- _SOURCE DOCUMENT_:
To this end, Dreyfus and Kelly (2011) discuss how personal meaning can be cultivated. Finding meaning, in their view, is a matter of nurturing the skill for encountering the sacred in the world. They invoke the Greek concept of poiesis—craft, or "making," though not in the sense of techne—which entails both passive and active components: passively, poiesis denotes being receptive to what is given in the world; actively, it involves the trained judgment of decision-making. Dreyfus and Kelly argue that opportunities for poiesis abound, even in what may seem to be drudgery, and that seizing them is our prerogative. As an example, they describe the making of one's morning coffee. As an everyday task, relegated by many to Mr. Coffee or Starbucks, making coffee could easily be mindless and meaningless. But, with poietic attention—that is, with a craft ethic—making coffee could alternatively be a site for personal meaning: selecting particular beans, grinding them in a certain way, preparing the coffee in a distinct manner, etc., all offer opportunities for poiesis both passive and active. Then, drinking the coffee presents another host of opportunities: sitting in a comfortable place and manner, using a special vessel, savoring the aroma, appreciating the color, etc. Conceptually, what can make coffee (or anything) a site for poiesis is a person's learning to make distinctions that matter to them:
When one has learned these skills and cultivated one's environment so that it is precisely suited to them, then one has a ritual rather than a routine, a meaningful celebration of oneself and one's environment rather than a generic and meaningless performance of function. (Dreyfus & Kelly, 2011, pp. 218–219)
Thus personal meaning can emerge from the craft ethic: applying a particular mindset to a task at hand. This can be applied even to work, which may otherwise be devoid of personal meaning. Recently, in a book on business productivity for a general audience, Newport (2016) describes how a craft ethic can be applied to mastering a wide variety of skills through deliberate practice and focused "deep work," which improves one's sense of personal meaning.
If this can be accomplished, then people would be able to develop their selves in a more integrated way. This constitutes a move toward self-care, which is an important ethical directive in the information society (see Capurro, 2000; Floridi, 2013; Foucault, 1988). This is not a solipsistic or egotistical claim; rather, it is the recognition that without a good self, good work for others is not possible, as formulated in the Christian maxim to remove the log from your own eye before fussing over the speck in your brother's (Matt. 7:5), as well as the airline injunction to secure your own oxygen mask before helping others; it is the recognition that all beings are connected (in an ontic trust; see Floridi, 2013), but that certain actions must be directed by agents toward themselves for the subsequent betterment of all. As an aside, it may be worth noting that this idea has footing in many philosophical schools besides information ethics, such as (to name a few) in the spiritual exercises of antiquity (Hadot, 1995), transcendentalism (Cafaro, 2004), and recent synthesizing work by Wright (2016).

- _SHORT TASK A_:
Pick out every line in the records below that contains the string "Monitoring", and copy each of those lines.

- _DATA ENTRIES_:
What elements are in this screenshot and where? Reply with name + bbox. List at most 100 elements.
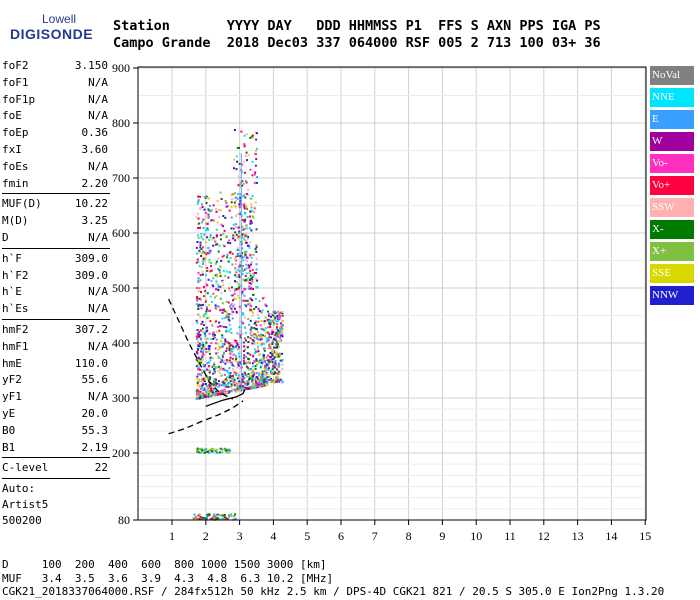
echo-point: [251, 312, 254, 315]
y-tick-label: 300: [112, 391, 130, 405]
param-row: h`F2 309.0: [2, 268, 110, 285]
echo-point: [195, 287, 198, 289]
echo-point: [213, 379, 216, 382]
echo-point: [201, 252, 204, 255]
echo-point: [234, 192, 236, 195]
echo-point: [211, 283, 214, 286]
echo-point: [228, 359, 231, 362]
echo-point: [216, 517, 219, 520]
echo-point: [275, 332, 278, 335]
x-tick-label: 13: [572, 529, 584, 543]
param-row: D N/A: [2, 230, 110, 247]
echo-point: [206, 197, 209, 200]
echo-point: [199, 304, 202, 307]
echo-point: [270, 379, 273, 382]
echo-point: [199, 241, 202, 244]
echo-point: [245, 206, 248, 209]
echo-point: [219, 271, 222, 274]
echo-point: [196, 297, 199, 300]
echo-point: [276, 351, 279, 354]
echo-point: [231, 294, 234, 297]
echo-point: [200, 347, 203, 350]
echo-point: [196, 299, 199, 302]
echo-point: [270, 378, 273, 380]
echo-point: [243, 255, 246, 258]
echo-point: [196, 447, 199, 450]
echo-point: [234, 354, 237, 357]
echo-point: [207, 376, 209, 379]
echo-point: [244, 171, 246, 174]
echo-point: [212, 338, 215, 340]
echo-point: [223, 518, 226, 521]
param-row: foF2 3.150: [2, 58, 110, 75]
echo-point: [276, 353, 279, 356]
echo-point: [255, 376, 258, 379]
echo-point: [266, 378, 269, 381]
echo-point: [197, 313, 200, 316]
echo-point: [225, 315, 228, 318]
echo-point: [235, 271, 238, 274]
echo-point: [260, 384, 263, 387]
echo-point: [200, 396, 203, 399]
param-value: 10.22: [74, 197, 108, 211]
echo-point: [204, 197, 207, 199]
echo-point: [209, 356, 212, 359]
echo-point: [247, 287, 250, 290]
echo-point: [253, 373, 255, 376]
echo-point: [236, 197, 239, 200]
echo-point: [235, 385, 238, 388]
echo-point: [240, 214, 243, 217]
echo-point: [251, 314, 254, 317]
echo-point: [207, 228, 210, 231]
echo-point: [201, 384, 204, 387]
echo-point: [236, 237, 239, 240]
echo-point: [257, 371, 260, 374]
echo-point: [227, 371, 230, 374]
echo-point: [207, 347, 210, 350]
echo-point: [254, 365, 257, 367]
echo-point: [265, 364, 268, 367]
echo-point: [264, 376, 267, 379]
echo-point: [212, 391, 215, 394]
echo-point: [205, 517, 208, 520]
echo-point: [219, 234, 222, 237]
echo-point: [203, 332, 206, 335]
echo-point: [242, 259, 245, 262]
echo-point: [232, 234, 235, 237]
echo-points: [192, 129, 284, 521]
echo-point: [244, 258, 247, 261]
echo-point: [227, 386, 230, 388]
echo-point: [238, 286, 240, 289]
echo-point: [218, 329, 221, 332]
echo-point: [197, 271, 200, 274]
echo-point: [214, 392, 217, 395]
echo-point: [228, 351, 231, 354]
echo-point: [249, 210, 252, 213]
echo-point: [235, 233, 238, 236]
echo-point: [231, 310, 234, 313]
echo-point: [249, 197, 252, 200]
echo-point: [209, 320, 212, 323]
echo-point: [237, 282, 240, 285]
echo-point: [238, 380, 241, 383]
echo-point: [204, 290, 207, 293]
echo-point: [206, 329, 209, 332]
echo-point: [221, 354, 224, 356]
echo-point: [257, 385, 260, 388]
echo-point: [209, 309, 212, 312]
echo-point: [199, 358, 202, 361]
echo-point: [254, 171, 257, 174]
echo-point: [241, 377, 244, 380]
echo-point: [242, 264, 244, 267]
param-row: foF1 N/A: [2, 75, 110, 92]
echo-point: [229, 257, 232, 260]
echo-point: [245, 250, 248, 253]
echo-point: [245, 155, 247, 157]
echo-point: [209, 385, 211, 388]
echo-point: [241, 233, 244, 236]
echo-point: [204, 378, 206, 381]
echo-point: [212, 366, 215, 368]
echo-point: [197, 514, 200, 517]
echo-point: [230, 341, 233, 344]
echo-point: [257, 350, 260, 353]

...

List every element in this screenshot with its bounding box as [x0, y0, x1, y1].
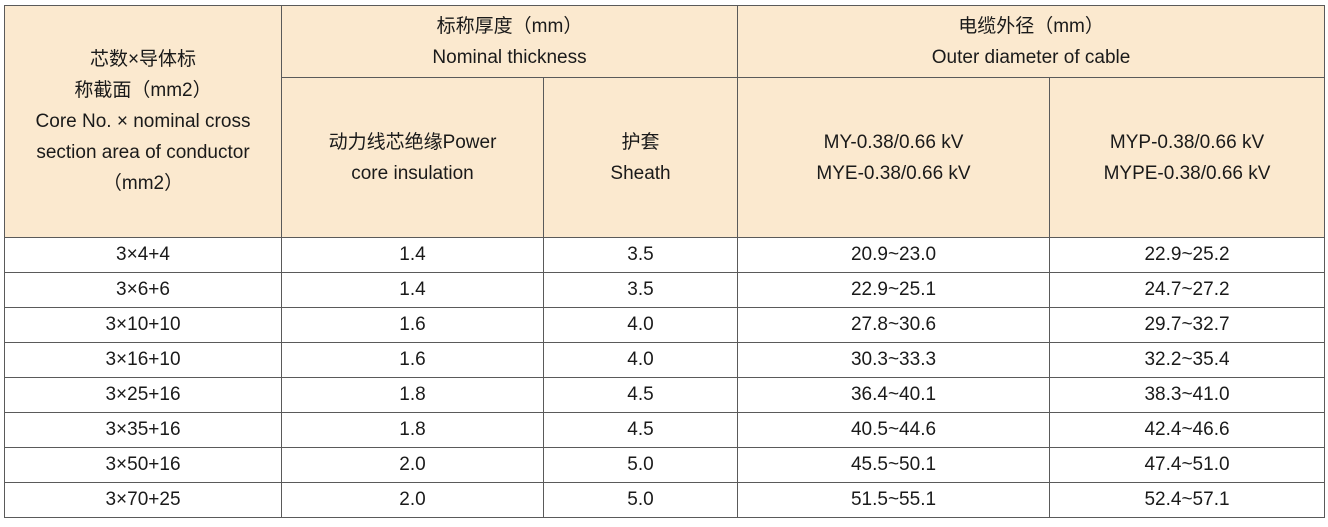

---

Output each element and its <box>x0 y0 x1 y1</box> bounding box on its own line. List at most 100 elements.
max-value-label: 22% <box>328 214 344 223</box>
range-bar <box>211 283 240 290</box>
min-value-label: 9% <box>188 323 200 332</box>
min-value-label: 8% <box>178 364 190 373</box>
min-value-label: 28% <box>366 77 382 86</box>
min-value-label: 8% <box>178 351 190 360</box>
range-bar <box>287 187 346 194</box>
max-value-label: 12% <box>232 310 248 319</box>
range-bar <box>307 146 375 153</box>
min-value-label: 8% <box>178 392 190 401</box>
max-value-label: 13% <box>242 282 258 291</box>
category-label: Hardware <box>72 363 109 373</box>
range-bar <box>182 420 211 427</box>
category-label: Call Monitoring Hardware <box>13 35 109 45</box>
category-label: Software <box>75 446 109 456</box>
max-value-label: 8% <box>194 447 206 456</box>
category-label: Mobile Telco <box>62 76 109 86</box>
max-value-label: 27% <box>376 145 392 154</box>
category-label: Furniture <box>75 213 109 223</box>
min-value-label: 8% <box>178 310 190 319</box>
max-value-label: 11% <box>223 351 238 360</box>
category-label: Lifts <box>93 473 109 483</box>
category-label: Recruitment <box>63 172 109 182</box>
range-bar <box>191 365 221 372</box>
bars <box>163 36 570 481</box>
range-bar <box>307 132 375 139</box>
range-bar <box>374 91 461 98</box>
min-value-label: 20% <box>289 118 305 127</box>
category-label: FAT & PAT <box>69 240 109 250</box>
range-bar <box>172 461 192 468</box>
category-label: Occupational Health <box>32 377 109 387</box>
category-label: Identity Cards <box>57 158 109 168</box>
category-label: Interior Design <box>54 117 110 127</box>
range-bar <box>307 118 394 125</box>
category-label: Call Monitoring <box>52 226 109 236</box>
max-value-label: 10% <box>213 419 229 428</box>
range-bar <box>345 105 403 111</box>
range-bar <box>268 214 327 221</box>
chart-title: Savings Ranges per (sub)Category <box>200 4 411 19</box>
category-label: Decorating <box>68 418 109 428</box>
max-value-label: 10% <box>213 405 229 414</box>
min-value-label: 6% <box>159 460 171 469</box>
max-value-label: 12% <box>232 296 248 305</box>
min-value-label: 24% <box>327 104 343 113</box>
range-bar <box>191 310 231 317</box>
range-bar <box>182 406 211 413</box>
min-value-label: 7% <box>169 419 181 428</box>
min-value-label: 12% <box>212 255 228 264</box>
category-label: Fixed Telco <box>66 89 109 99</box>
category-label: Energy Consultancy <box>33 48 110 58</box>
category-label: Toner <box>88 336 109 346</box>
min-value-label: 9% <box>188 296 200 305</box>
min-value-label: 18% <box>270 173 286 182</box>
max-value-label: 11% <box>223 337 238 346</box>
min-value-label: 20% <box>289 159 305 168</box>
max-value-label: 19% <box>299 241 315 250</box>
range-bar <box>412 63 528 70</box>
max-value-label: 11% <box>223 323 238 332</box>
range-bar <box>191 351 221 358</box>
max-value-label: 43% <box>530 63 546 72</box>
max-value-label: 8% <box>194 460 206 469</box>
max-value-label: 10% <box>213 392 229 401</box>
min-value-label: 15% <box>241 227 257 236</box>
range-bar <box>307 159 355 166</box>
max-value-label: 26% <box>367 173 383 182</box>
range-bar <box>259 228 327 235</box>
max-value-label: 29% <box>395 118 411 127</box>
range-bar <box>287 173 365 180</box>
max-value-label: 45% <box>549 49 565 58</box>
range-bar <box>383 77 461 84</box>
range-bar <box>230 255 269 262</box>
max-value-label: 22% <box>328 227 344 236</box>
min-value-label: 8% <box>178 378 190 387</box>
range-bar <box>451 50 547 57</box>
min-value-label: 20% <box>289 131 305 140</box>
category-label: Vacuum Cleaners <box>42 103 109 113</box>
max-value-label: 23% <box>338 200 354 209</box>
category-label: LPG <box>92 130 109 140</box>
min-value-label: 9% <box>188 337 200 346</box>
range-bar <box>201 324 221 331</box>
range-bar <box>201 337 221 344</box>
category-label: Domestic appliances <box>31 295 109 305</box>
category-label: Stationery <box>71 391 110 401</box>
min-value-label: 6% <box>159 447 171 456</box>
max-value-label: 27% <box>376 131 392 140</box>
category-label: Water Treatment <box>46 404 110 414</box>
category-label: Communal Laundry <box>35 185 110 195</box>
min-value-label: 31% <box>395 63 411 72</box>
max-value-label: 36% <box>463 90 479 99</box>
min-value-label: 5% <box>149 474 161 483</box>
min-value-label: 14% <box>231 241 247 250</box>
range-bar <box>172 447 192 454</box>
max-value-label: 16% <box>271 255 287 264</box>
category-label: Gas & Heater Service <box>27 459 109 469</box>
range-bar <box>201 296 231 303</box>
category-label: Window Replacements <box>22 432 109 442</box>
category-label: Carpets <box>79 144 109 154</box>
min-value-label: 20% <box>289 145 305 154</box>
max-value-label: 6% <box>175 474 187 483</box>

- _SHORT TASK B_:
According to the text above on craft and personal meaning, why is the move toward self-care not a solipsistic or egotistical claim? Answer in one to three sentences.

- _EXERCISE ANSWER A_:
category-label: Call Monitoring Hardware <box>13 35 109 45</box>
category-label: Call Monitoring <box>52 226 109 236</box>

- _EXERCISE ANSWER B_:
Without a good self, good work for others is not possible. All beings are connected, but certain actions must be directed by agents toward themselves for the subsequent betterment of all.